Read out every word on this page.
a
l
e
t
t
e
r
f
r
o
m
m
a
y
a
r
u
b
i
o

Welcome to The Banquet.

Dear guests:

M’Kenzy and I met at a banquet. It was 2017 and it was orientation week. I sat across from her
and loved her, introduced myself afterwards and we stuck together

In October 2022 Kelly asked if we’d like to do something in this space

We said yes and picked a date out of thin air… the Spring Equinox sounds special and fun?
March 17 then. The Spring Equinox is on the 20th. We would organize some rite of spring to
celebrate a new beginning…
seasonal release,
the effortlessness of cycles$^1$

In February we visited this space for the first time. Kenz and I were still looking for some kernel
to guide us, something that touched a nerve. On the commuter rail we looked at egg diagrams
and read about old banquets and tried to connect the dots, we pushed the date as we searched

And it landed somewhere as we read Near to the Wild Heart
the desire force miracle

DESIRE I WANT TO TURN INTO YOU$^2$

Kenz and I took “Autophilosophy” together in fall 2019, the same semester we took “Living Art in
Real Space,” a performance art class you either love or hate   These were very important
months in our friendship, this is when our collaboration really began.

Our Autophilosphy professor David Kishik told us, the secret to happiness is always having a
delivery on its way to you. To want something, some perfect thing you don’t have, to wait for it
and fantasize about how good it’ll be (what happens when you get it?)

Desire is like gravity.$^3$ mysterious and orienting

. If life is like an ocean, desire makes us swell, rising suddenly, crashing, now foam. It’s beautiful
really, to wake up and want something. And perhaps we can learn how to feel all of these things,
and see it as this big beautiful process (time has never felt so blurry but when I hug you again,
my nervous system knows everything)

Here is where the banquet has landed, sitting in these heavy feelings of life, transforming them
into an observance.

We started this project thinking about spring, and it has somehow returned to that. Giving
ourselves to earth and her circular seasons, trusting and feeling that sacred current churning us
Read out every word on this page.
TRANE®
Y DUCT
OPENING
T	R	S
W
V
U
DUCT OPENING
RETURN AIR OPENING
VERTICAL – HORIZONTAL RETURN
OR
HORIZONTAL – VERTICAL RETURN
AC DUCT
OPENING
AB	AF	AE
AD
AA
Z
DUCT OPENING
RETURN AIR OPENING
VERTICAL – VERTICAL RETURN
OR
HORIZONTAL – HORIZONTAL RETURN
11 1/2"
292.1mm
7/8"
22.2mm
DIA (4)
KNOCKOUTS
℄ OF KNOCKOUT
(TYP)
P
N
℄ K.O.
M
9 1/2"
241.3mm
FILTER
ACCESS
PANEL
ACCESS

-*-

PROBLEM TO SOLVE >>
Extract every record and return it verbatim.

RESPONSE >>
Read out every word on this page.
a
l
e
t
t
e
r
f
r
o
m
m
a
y
a
r
u
b
i
o

Welcome to The Banquet.

Dear guests:

M’Kenzy and I met at a banquet. It was 2017 and it was orientation week. I sat across from her
and loved her, introduced myself afterwards and we stuck together

In October 2022 Kelly asked if we’d like to do something in this space

We said yes and picked a date out of thin air… the Spring Equinox sounds special and fun?
March 17 then. The Spring Equinox is on the 20th. We would organize some rite of spring to
celebrate a new beginning…
seasonal release,
the effortlessness of cycles$^1$

In February we visited this space for the first time. Kenz and I were still looking for some kernel
to guide us, something that touched a nerve. On the commuter rail we looked at egg diagrams
and read about old banquets and tried to connect the dots, we pushed the date as we searched

And it landed somewhere as we read Near to the Wild Heart
the desire force miracle

DESIRE I WANT TO TURN INTO YOU$^2$

Kenz and I took “Autophilosophy” together in fall 2019, the same semester we took “Living Art in
Real Space,” a performance art class you either love or hate   These were very important
months in our friendship, this is when our collaboration really began.

Our Autophilosphy professor David Kishik told us, the secret to happiness is always having a
delivery on its way to you. To want something, some perfect thing you don’t have, to wait for it
and fantasize about how good it’ll be (what happens when you get it?)

Desire is like gravity.$^3$ mysterious and orienting

. If life is like an ocean, desire makes us swell, rising suddenly, crashing, now foam. It’s beautiful
really, to wake up and want something. And perhaps we can learn how to feel all of these things,
and see it as this big beautiful process (time has never felt so blurry but when I hug you again,
my nervous system knows everything)

Here is where the banquet has landed, sitting in these heavy feelings of life, transforming them
into an observance.

We started this project thinking about spring, and it has somehow returned to that. Giving
ourselves to earth and her circular seasons, trusting and feeling that sacred current churning us
Read out every word on this page.
TRANE®
Y DUCT
OPENING
T	R	S
W
V
U
DUCT OPENING
RETURN AIR OPENING
VERTICAL – HORIZONTAL RETURN
OR
HORIZONTAL – VERTICAL RETURN
AC DUCT
OPENING
AB	AF	AE
AD
AA
Z
DUCT OPENING
RETURN AIR OPENING
VERTICAL – VERTICAL RETURN
OR
HORIZONTAL – HORIZONTAL RETURN
11 1/2"
292.1mm
7/8"
22.2mm
DIA (4)
KNOCKOUTS
℄ OF KNOCKOUT
(TYP)
P
N
℄ K.O.
M
9 1/2"
241.3mm
FILTER
ACCESS
PANEL
ACCESS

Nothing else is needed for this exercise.